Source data

• • • •

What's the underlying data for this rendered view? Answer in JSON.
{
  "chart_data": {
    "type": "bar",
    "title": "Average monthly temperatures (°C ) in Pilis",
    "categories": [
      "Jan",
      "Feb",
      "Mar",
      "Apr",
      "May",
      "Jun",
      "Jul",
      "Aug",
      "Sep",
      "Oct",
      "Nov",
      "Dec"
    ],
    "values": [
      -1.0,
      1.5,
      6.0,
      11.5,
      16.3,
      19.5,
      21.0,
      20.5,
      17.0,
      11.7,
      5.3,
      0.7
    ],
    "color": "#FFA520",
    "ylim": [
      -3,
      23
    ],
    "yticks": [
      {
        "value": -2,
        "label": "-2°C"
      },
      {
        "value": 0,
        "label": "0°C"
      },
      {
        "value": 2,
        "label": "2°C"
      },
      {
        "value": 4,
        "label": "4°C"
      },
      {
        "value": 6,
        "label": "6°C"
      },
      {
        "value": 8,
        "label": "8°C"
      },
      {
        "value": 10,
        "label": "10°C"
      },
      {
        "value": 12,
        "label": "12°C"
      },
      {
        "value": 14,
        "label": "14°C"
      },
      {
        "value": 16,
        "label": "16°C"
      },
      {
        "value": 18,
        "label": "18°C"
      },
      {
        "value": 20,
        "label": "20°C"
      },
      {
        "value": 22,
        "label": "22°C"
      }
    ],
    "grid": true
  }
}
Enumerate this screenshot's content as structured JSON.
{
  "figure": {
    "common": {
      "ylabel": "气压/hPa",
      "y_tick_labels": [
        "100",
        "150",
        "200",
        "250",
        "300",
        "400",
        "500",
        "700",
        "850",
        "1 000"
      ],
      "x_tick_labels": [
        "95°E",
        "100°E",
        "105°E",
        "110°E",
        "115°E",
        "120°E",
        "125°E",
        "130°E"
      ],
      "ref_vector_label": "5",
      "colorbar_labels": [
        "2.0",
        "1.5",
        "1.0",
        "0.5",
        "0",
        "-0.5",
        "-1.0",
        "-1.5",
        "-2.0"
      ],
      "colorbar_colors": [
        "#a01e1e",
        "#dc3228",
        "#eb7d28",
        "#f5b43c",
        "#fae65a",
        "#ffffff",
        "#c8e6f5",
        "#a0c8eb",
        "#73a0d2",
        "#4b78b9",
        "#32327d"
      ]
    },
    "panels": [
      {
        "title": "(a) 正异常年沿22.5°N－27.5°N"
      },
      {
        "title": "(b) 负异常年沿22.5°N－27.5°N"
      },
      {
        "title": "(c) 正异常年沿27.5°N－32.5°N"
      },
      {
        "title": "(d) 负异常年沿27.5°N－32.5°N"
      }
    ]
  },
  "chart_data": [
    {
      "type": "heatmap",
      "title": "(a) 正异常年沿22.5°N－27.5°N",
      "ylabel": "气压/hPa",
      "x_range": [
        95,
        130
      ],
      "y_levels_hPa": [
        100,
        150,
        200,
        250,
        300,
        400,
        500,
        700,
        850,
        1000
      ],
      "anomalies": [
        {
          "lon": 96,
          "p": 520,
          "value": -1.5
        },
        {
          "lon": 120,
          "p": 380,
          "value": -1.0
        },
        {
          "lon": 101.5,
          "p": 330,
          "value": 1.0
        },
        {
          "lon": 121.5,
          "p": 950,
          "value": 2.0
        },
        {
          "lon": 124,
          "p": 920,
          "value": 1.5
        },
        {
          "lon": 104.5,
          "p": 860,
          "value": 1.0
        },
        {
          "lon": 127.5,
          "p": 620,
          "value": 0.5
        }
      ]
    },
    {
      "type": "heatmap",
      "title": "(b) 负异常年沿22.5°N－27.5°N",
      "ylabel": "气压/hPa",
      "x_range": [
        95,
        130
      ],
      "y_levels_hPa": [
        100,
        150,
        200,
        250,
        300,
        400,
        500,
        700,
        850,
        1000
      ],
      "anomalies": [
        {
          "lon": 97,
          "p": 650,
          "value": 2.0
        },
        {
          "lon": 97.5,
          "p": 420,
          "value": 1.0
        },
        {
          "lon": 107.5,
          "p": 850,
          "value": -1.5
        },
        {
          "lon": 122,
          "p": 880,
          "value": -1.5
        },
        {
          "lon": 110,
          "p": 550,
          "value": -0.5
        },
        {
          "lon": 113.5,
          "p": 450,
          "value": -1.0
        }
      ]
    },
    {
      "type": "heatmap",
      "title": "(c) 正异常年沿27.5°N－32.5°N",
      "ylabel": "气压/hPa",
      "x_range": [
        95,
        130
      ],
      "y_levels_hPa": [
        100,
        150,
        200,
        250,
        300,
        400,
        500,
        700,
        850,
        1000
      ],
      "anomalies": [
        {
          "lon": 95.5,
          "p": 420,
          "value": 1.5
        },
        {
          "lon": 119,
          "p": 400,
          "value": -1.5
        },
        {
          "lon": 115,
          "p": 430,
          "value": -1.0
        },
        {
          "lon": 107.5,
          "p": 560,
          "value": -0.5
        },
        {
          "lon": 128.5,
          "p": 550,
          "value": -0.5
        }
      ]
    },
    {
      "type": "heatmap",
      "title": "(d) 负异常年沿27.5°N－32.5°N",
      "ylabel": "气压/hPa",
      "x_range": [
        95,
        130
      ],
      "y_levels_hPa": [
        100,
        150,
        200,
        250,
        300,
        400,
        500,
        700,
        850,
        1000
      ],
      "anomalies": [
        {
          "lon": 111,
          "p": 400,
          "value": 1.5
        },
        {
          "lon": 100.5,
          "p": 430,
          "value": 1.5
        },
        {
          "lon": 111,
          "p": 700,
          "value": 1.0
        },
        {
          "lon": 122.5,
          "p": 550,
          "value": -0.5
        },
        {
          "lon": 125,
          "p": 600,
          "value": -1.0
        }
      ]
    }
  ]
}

• • • •

◆ REQUIRED WORK
Of the lines in the entries, how many include the word "JSON"? State only the number.

◆ COMPLETED EXERCISE
2